## START Raw records

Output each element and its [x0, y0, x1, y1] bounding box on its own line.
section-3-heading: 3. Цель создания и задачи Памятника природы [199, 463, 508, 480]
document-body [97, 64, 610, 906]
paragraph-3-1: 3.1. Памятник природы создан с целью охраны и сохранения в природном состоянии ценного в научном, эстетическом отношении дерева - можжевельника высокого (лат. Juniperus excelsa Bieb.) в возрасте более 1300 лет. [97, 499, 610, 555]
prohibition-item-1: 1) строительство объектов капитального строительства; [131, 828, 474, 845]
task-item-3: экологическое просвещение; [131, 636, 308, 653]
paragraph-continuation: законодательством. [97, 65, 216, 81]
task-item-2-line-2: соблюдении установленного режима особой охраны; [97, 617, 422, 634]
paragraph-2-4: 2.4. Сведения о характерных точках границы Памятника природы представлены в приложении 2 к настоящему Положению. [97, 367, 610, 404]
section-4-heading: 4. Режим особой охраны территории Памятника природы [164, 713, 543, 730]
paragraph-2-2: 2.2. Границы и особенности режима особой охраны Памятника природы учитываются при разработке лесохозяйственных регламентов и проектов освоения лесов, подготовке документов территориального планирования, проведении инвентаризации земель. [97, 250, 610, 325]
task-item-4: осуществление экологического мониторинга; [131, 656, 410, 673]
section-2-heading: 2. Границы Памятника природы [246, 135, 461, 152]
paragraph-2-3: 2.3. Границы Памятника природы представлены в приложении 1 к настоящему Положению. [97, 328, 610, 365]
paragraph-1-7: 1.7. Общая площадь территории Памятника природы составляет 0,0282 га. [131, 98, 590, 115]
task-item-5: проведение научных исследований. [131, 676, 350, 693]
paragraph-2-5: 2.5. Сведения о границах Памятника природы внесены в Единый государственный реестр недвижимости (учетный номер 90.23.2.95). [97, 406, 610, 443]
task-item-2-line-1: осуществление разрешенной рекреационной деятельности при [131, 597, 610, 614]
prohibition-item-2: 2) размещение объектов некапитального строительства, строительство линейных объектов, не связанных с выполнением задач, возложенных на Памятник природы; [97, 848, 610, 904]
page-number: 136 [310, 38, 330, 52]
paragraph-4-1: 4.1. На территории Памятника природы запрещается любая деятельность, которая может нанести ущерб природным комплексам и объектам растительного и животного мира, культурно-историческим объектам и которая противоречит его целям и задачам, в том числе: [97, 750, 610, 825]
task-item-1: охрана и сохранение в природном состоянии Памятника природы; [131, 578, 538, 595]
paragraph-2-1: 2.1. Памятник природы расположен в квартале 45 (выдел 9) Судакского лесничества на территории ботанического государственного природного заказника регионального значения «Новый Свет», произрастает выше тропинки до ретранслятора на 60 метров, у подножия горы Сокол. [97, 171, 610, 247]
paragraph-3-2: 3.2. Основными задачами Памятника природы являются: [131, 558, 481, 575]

## END Raw records

(Work instructions) Format the lines of the records above as a numbered list, leaving out blank lines.

(Solution to the exercise)
1. Output each element and its [x0, y0, x1, y1] bounding box on its own line.
2. section-3-heading: 3. Цель создания и задачи Памятника природы [199, 463, 508, 480]
3. document-body [97, 64, 610, 906]
4. paragraph-3-1: 3.1. Памятник природы создан с целью охраны и сохранения в природном состоянии ценного в научном, эстетическом отношении дерева - можжевельника высокого (лат. Juniperus excelsa Bieb.) в возрасте более 1300 лет. [97, 499, 610, 555]
5. prohibition-item-1: 1) строительство объектов капитального строительства; [131, 828, 474, 845]
6. task-item-3: экологическое просвещение; [131, 636, 308, 653]
7. paragraph-continuation: законодательством. [97, 65, 216, 81]
8. task-item-2-line-2: соблюдении установленного режима особой охраны; [97, 617, 422, 634]
9. paragraph-2-4: 2.4. Сведения о характерных точках границы Памятника природы представлены в приложении 2 к настоящему Положению. [97, 367, 610, 404]
10. section-4-heading: 4. Режим особой охраны территории Памятника природы [164, 713, 543, 730]
11. paragraph-2-2: 2.2. Границы и особенности режима особой охраны Памятника природы учитываются при разработке лесохозяйственных регламентов и проектов освоения лесов, подготовке документов территориального планирования, проведении инвентаризации земель. [97, 250, 610, 325]
12. task-item-4: осуществление экологического мониторинга; [131, 656, 410, 673]
13. section-2-heading: 2. Границы Памятника природы [246, 135, 461, 152]
14. paragraph-2-3: 2.3. Границы Памятника природы представлены в приложении 1 к настоящему Положению. [97, 328, 610, 365]
15. paragraph-1-7: 1.7. Общая площадь территории Памятника природы составляет 0,0282 га. [131, 98, 590, 115]
16. task-item-5: проведение научных исследований. [131, 676, 350, 693]
17. paragraph-2-5: 2.5. Сведения о границах Памятника природы внесены в Единый государственный реестр недвижимости (учетный номер 90.23.2.95). [97, 406, 610, 443]
18. task-item-2-line-1: осуществление разрешенной рекреационной деятельности при [131, 597, 610, 614]
19. prohibition-item-2: 2) размещение объектов некапитального строительства, строительство линейных объектов, не связанных с выполнением задач, возложенных на Памятник природы; [97, 848, 610, 904]
20. page-number: 136 [310, 38, 330, 52]
21. paragraph-4-1: 4.1. На территории Памятника природы запрещается любая деятельность, которая может нанести ущерб природным комплексам и объектам растительного и животного мира, культурно-историческим объектам и которая противоречит его целям и задачам, в том числе: [97, 750, 610, 825]
22. task-item-1: охрана и сохранение в природном состоянии Памятника природы; [131, 578, 538, 595]
23. paragraph-2-1: 2.1. Памятник природы расположен в квартале 45 (выдел 9) Судакского лесничества на территории ботанического государственного природного заказника регионального значения «Новый Свет», произрастает выше тропинки до ретранслятора на 60 метров, у подножия горы Сокол. [97, 171, 610, 247]
24. paragraph-3-2: 3.2. Основными задачами Памятника природы являются: [131, 558, 481, 575]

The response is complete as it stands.